TASK DESCRIPTION: Transcribe each entry below exactly. Pictures do not go in the copy.

==== MATERIAL FOR THIS EXERCISE ====

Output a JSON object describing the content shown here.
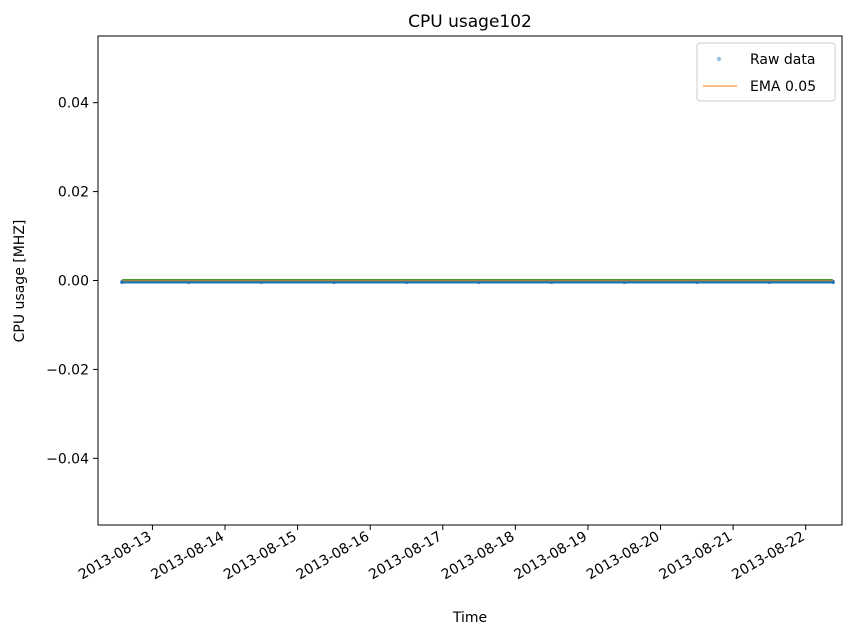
{
  "chart_data": {
    "type": "line",
    "title": "CPU usage102",
    "xlabel": "Time",
    "ylabel": "CPU usage [MHZ]",
    "x_range": [
      "2013-08-12T06:00",
      "2013-08-22T12:00"
    ],
    "ylim": [
      -0.055,
      0.055
    ],
    "x_ticks": [
      "2013-08-13",
      "2013-08-14",
      "2013-08-15",
      "2013-08-16",
      "2013-08-17",
      "2013-08-18",
      "2013-08-19",
      "2013-08-20",
      "2013-08-21",
      "2013-08-22"
    ],
    "y_ticks": [
      0.04,
      0.02,
      0.0,
      -0.02,
      -0.04
    ],
    "y_tick_labels": [
      "0.04",
      "0.02",
      "0.00",
      "−0.02",
      "−0.04"
    ],
    "grid": false,
    "legend_position": "top-right",
    "series": [
      {
        "name": "Raw data",
        "style": "markers",
        "color": "#1f77b4",
        "x": [
          "2013-08-12T14:00",
          "2013-08-13T12:00",
          "2013-08-14T12:00",
          "2013-08-15T12:00",
          "2013-08-16T12:00",
          "2013-08-17T12:00",
          "2013-08-18T12:00",
          "2013-08-19T12:00",
          "2013-08-20T12:00",
          "2013-08-21T12:00",
          "2013-08-22T09:00"
        ],
        "values": [
          0,
          0,
          0,
          0,
          0,
          0,
          0,
          0,
          0,
          0,
          0
        ]
      },
      {
        "name": "EMA 0.05",
        "style": "line",
        "color": "#ff7f0e",
        "x": [
          "2013-08-12T14:00",
          "2013-08-22T09:00"
        ],
        "values": [
          0,
          0
        ]
      },
      {
        "style": "line",
        "color": "#2ca02c",
        "x": [
          "2013-08-12T14:00",
          "2013-08-22T09:00"
        ],
        "values": [
          0,
          0
        ]
      }
    ]
  }
}
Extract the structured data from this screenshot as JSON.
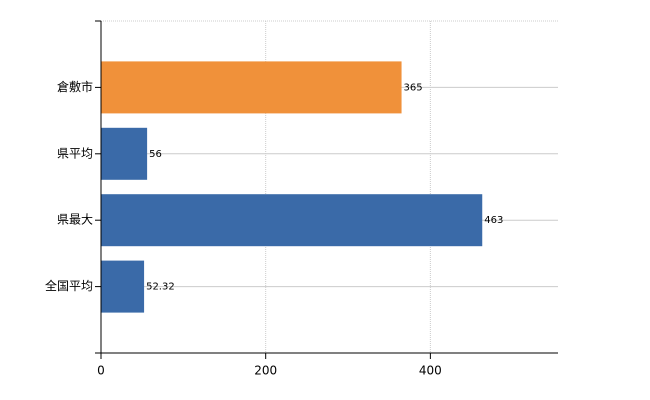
{
  "chart_data": {
    "type": "barh",
    "categories": [
      "倉敷市",
      "県平均",
      "県最大",
      "全国平均"
    ],
    "values": [
      365,
      56,
      463,
      52.32
    ],
    "colors": [
      "#f0913a",
      "#3a6aa8",
      "#3a6aa8",
      "#3a6aa8"
    ],
    "xlim": [
      0,
      555
    ],
    "xticks": [
      0,
      200,
      400
    ],
    "grid": true
  }
}
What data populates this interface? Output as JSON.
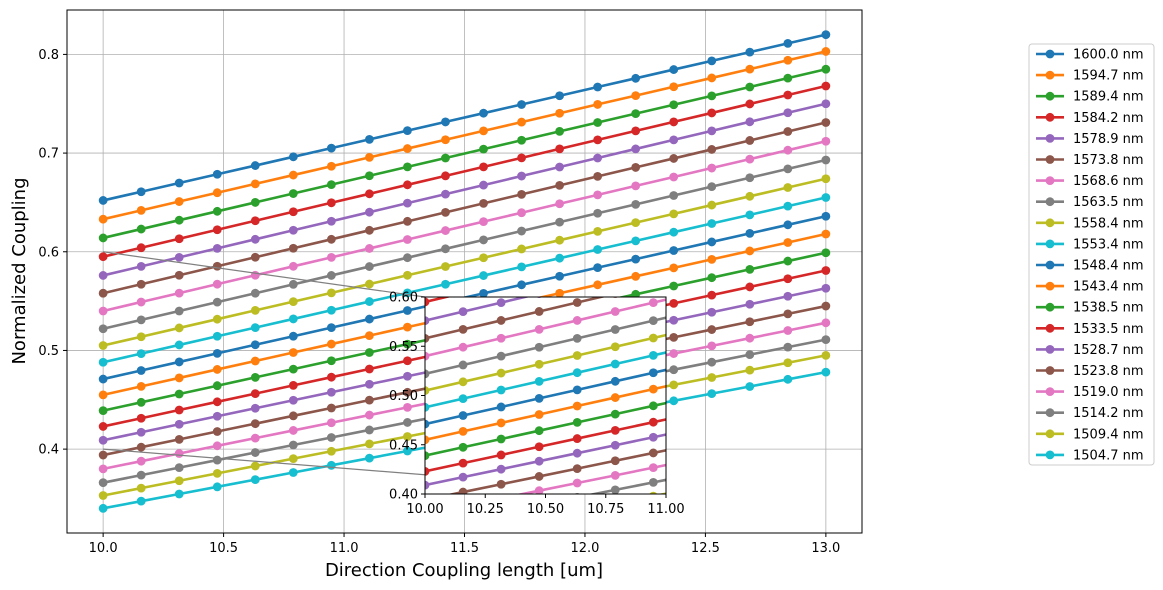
{
  "chart_data": {
    "type": "line",
    "title": "",
    "xlabel": "Direction Coupling length [um]",
    "ylabel": "Normalized Coupling",
    "xlim": [
      9.85,
      13.15
    ],
    "ylim": [
      0.315,
      0.845
    ],
    "xticks": [
      "10.0",
      "10.5",
      "11.0",
      "11.5",
      "12.0",
      "12.5",
      "13.0"
    ],
    "yticks": [
      "0.4",
      "0.5",
      "0.6",
      "0.7",
      "0.8"
    ],
    "grid": true,
    "legend": "right",
    "x": [
      10.0,
      10.157894736842104,
      10.31578947368421,
      10.473684210526315,
      10.631578947368421,
      10.789473684210526,
      10.947368421052632,
      11.105263157894736,
      11.263157894736842,
      11.421052631578947,
      11.578947368421053,
      11.736842105263158,
      11.894736842105264,
      12.052631578947368,
      12.210526315789474,
      12.368421052631579,
      12.526315789473685,
      12.68421052631579,
      12.842105263157894,
      13.0
    ],
    "series": [
      {
        "name": "1600.0 nm",
        "color": "#1f77b4",
        "start": 0.652,
        "end": 0.82
      },
      {
        "name": "1594.7 nm",
        "color": "#ff7f0e",
        "start": 0.633,
        "end": 0.803
      },
      {
        "name": "1589.4 nm",
        "color": "#2ca02c",
        "start": 0.614,
        "end": 0.785
      },
      {
        "name": "1584.2 nm",
        "color": "#d62728",
        "start": 0.595,
        "end": 0.768
      },
      {
        "name": "1578.9 nm",
        "color": "#9467bd",
        "start": 0.576,
        "end": 0.75
      },
      {
        "name": "1573.8 nm",
        "color": "#8c564b",
        "start": 0.558,
        "end": 0.731
      },
      {
        "name": "1568.6 nm",
        "color": "#e377c2",
        "start": 0.54,
        "end": 0.712
      },
      {
        "name": "1563.5 nm",
        "color": "#7f7f7f",
        "start": 0.522,
        "end": 0.693
      },
      {
        "name": "1558.4 nm",
        "color": "#bcbd22",
        "start": 0.505,
        "end": 0.674
      },
      {
        "name": "1553.4 nm",
        "color": "#17becf",
        "start": 0.488,
        "end": 0.655
      },
      {
        "name": "1548.4 nm",
        "color": "#1f77b4",
        "start": 0.471,
        "end": 0.636
      },
      {
        "name": "1543.4 nm",
        "color": "#ff7f0e",
        "start": 0.455,
        "end": 0.618
      },
      {
        "name": "1538.5 nm",
        "color": "#2ca02c",
        "start": 0.439,
        "end": 0.599
      },
      {
        "name": "1533.5 nm",
        "color": "#d62728",
        "start": 0.423,
        "end": 0.581
      },
      {
        "name": "1528.7 nm",
        "color": "#9467bd",
        "start": 0.409,
        "end": 0.563
      },
      {
        "name": "1523.8 nm",
        "color": "#8c564b",
        "start": 0.394,
        "end": 0.545
      },
      {
        "name": "1519.0 nm",
        "color": "#e377c2",
        "start": 0.38,
        "end": 0.528
      },
      {
        "name": "1514.2 nm",
        "color": "#7f7f7f",
        "start": 0.366,
        "end": 0.511
      },
      {
        "name": "1509.4 nm",
        "color": "#bcbd22",
        "start": 0.353,
        "end": 0.495
      },
      {
        "name": "1504.7 nm",
        "color": "#17becf",
        "start": 0.34,
        "end": 0.478
      }
    ],
    "inset": {
      "xlim": [
        10.0,
        11.0
      ],
      "ylim": [
        0.4,
        0.6
      ],
      "xticks": [
        "10.00",
        "10.25",
        "10.50",
        "10.75",
        "11.00"
      ],
      "yticks": [
        "0.40",
        "0.45",
        "0.50",
        "0.55",
        "0.60"
      ]
    }
  }
}
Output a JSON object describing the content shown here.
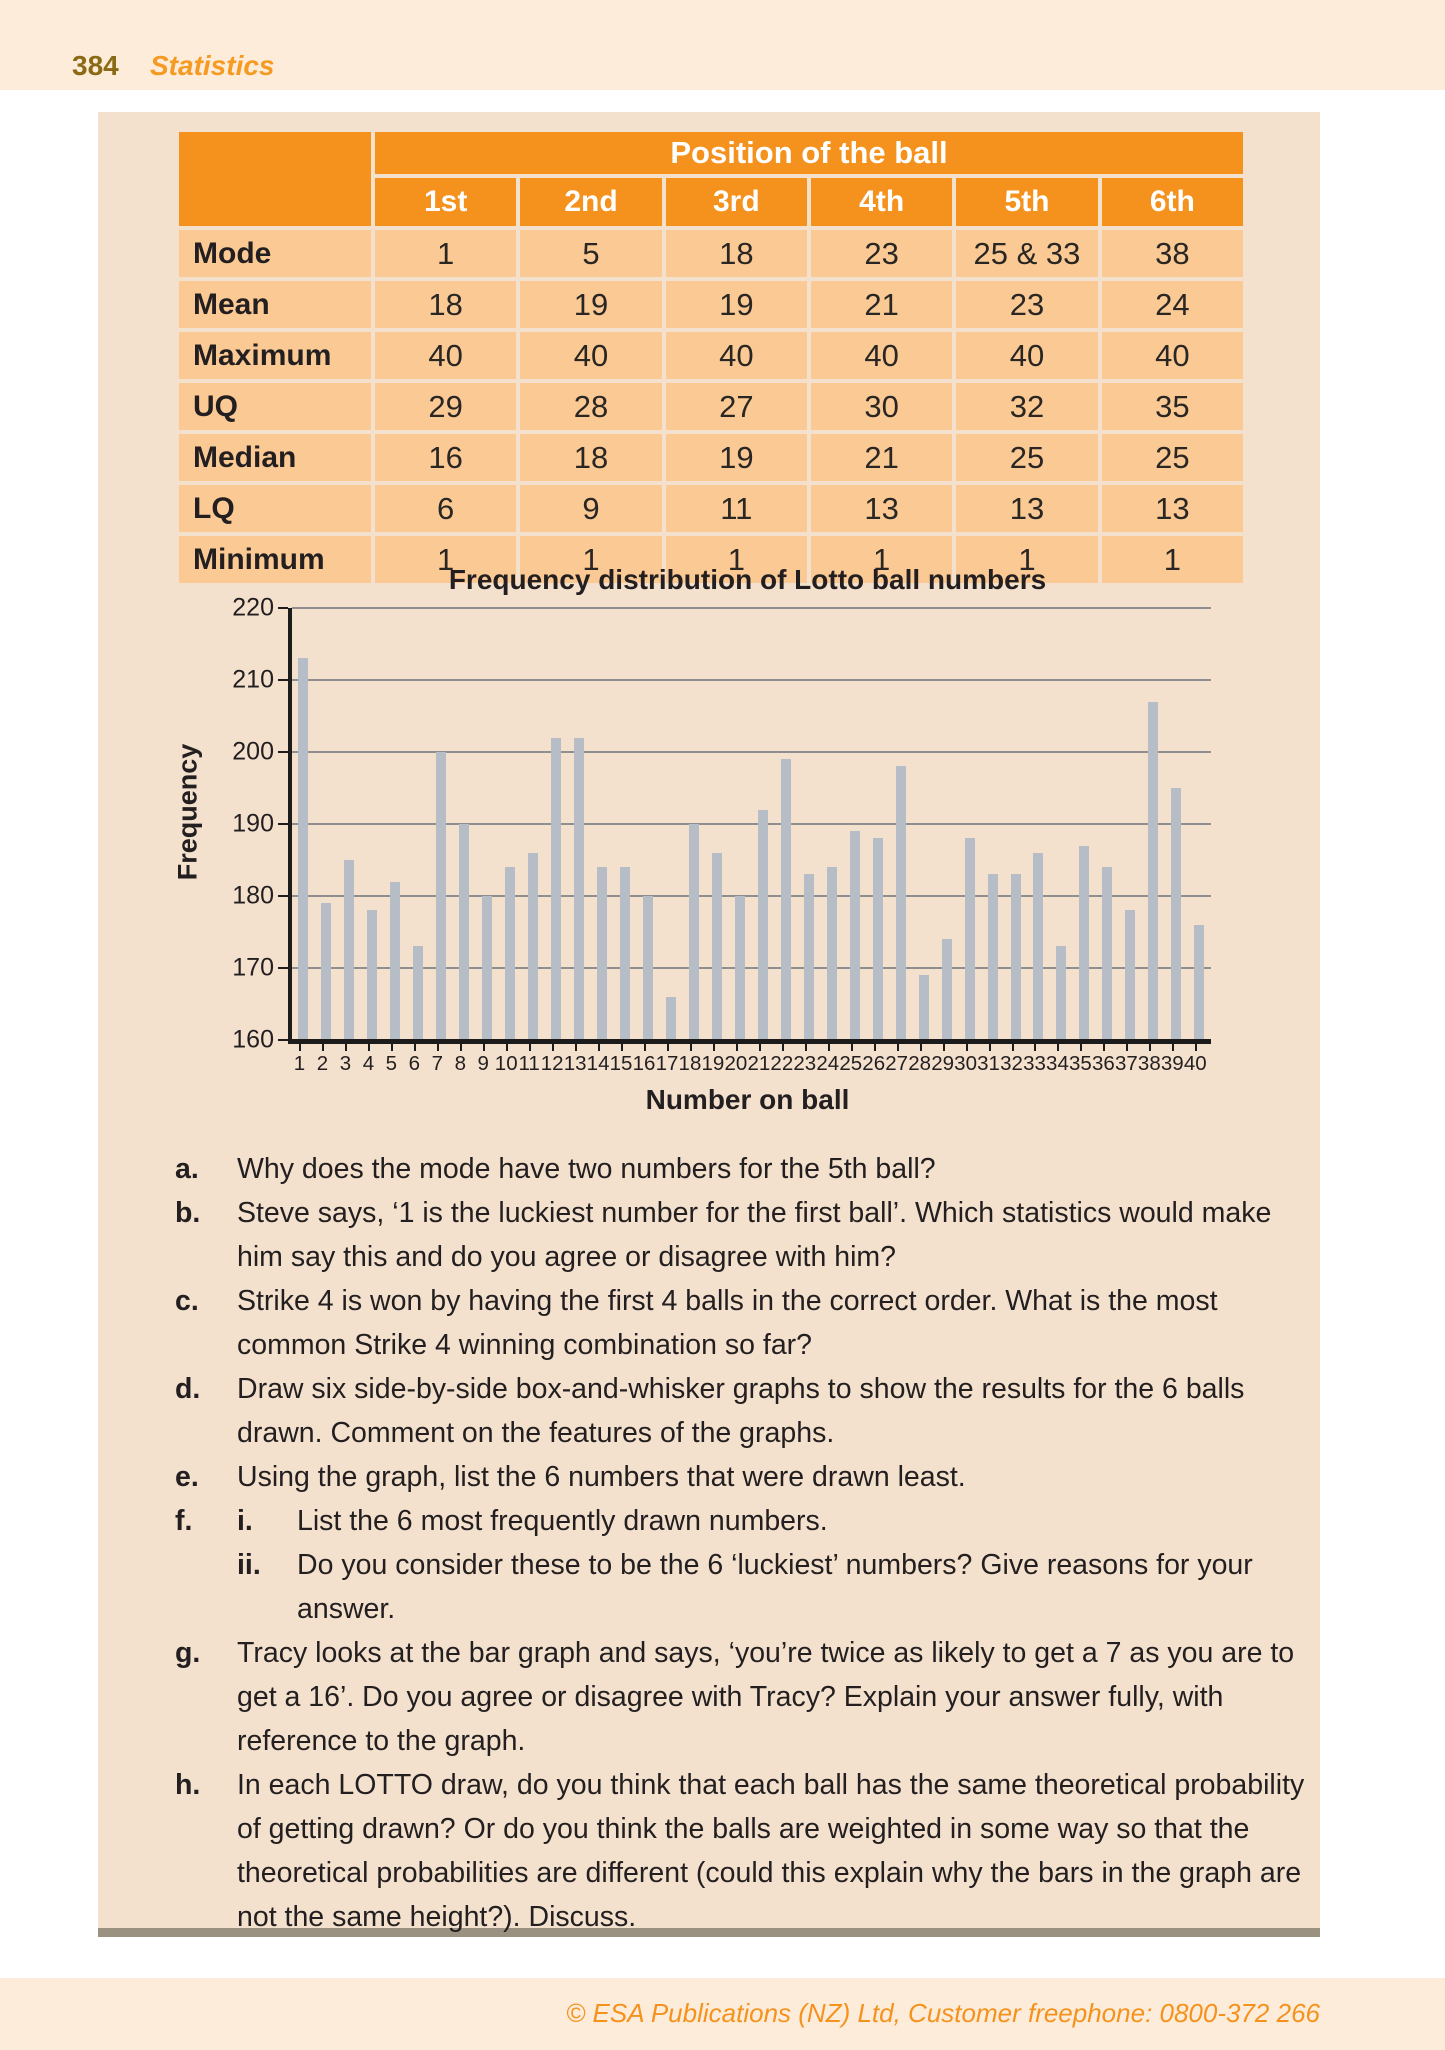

====

RESPONSE TO THIS EXERCISE:
Output a JSON object describing the content shown here.
{
  "chart_data": {
    "type": "line",
    "title": "CPU usage102",
    "xlabel": "Time",
    "ylabel": "CPU usage [MHZ]",
    "x_range": [
      "2013-08-12T06:00",
      "2013-08-22T12:00"
    ],
    "ylim": [
      -0.055,
      0.055
    ],
    "x_ticks": [
      "2013-08-13",
      "2013-08-14",
      "2013-08-15",
      "2013-08-16",
      "2013-08-17",
      "2013-08-18",
      "2013-08-19",
      "2013-08-20",
      "2013-08-21",
      "2013-08-22"
    ],
    "y_ticks": [
      0.04,
      0.02,
      0.0,
      -0.02,
      -0.04
    ],
    "y_tick_labels": [
      "0.04",
      "0.02",
      "0.00",
      "−0.02",
      "−0.04"
    ],
    "grid": false,
    "legend_position": "top-right",
    "series": [
      {
        "name": "Raw data",
        "style": "markers",
        "color": "#1f77b4",
        "x": [
          "2013-08-12T14:00",
          "2013-08-13T12:00",
          "2013-08-14T12:00",
          "2013-08-15T12:00",
          "2013-08-16T12:00",
          "2013-08-17T12:00",
          "2013-08-18T12:00",
          "2013-08-19T12:00",
          "2013-08-20T12:00",
          "2013-08-21T12:00",
          "2013-08-22T09:00"
        ],
        "values": [
          0,
          0,
          0,
          0,
          0,
          0,
          0,
          0,
          0,
          0,
          0
        ]
      },
      {
        "name": "EMA 0.05",
        "style": "line",
        "color": "#ff7f0e",
        "x": [
          "2013-08-12T14:00",
          "2013-08-22T09:00"
        ],
        "values": [
          0,
          0
        ]
      },
      {
        "style": "line",
        "color": "#2ca02c",
        "x": [
          "2013-08-12T14:00",
          "2013-08-22T09:00"
        ],
        "values": [
          0,
          0
        ]
      }
    ]
  }
}
Extract the structured data from this screenshot as JSON.
{
  "chart_data": {
    "type": "barh",
    "categories": [
      "倉敷市",
      "県平均",
      "県最大",
      "全国平均"
    ],
    "values": [
      365,
      56,
      463,
      52.32
    ],
    "colors": [
      "#f0913a",
      "#3a6aa8",
      "#3a6aa8",
      "#3a6aa8"
    ],
    "xlim": [
      0,
      555
    ],
    "xticks": [
      0,
      200,
      400
    ],
    "grid": true
  }
}
What data populates this interface? Output as JSON.
{
  "chart_data": {
    "type": "line",
    "title": "",
    "xlabel": "Direction Coupling length [um]",
    "ylabel": "Normalized Coupling",
    "xlim": [
      9.85,
      13.15
    ],
    "ylim": [
      0.315,
      0.845
    ],
    "xticks": [
      "10.0",
      "10.5",
      "11.0",
      "11.5",
      "12.0",
      "12.5",
      "13.0"
    ],
    "yticks": [
      "0.4",
      "0.5",
      "0.6",
      "0.7",
      "0.8"
    ],
    "grid": true,
    "legend": "right",
    "x": [
      10.0,
      10.157894736842104,
      10.31578947368421,
      10.473684210526315,
      10.631578947368421,
      10.789473684210526,
      10.947368421052632,
      11.105263157894736,
      11.263157894736842,
      11.421052631578947,
      11.578947368421053,
      11.736842105263158,
      11.894736842105264,
      12.052631578947368,
      12.210526315789474,
      12.368421052631579,
      12.526315789473685,
      12.68421052631579,
      12.842105263157894,
      13.0
    ],
    "series": [
      {
        "name": "1600.0 nm",
        "color": "#1f77b4",
        "start": 0.652,
        "end": 0.82
      },
      {
        "name": "1594.7 nm",
        "color": "#ff7f0e",
        "start": 0.633,
        "end": 0.803
      },
      {
        "name": "1589.4 nm",
        "color": "#2ca02c",
        "start": 0.614,
        "end": 0.785
      },
      {
        "name": "1584.2 nm",
        "color": "#d62728",
        "start": 0.595,
        "end": 0.768
      },
      {
        "name": "1578.9 nm",
        "color": "#9467bd",
        "start": 0.576,
        "end": 0.75
      },
      {
        "name": "1573.8 nm",
        "color": "#8c564b",
        "start": 0.558,
        "end": 0.731
      },
      {
        "name": "1568.6 nm",
        "color": "#e377c2",
        "start": 0.54,
        "end": 0.712
      },
      {
        "name": "1563.5 nm",
        "color": "#7f7f7f",
        "start": 0.522,
        "end": 0.693
      },
      {
        "name": "1558.4 nm",
        "color": "#bcbd22",
        "start": 0.505,
        "end": 0.674
      },
      {
        "name": "1553.4 nm",
        "color": "#17becf",
        "start": 0.488,
        "end": 0.655
      },
      {
        "name": "1548.4 nm",
        "color": "#1f77b4",
        "start": 0.471,
        "end": 0.636
      },
      {
        "name": "1543.4 nm",
        "color": "#ff7f0e",
        "start": 0.455,
        "end": 0.618
      },
      {
        "name": "1538.5 nm",
        "color": "#2ca02c",
        "start": 0.439,
        "end": 0.599
      },
      {
        "name": "1533.5 nm",
        "color": "#d62728",
        "start": 0.423,
        "end": 0.581
      },
      {
        "name": "1528.7 nm",
        "color": "#9467bd",
        "start": 0.409,
        "end": 0.563
      },
      {
        "name": "1523.8 nm",
        "color": "#8c564b",
        "start": 0.394,
        "end": 0.545
      },
      {
        "name": "1519.0 nm",
        "color": "#e377c2",
        "start": 0.38,
        "end": 0.528
      },
      {
        "name": "1514.2 nm",
        "color": "#7f7f7f",
        "start": 0.366,
        "end": 0.511
      },
      {
        "name": "1509.4 nm",
        "color": "#bcbd22",
        "start": 0.353,
        "end": 0.495
      },
      {
        "name": "1504.7 nm",
        "color": "#17becf",
        "start": 0.34,
        "end": 0.478
      }
    ],
    "inset": {
      "xlim": [
        10.0,
        11.0
      ],
      "ylim": [
        0.4,
        0.6
      ],
      "xticks": [
        "10.00",
        "10.25",
        "10.50",
        "10.75",
        "11.00"
      ],
      "yticks": [
        "0.40",
        "0.45",
        "0.50",
        "0.55",
        "0.60"
      ]
    }
  }
}
Output a JSON object describing the content shown here.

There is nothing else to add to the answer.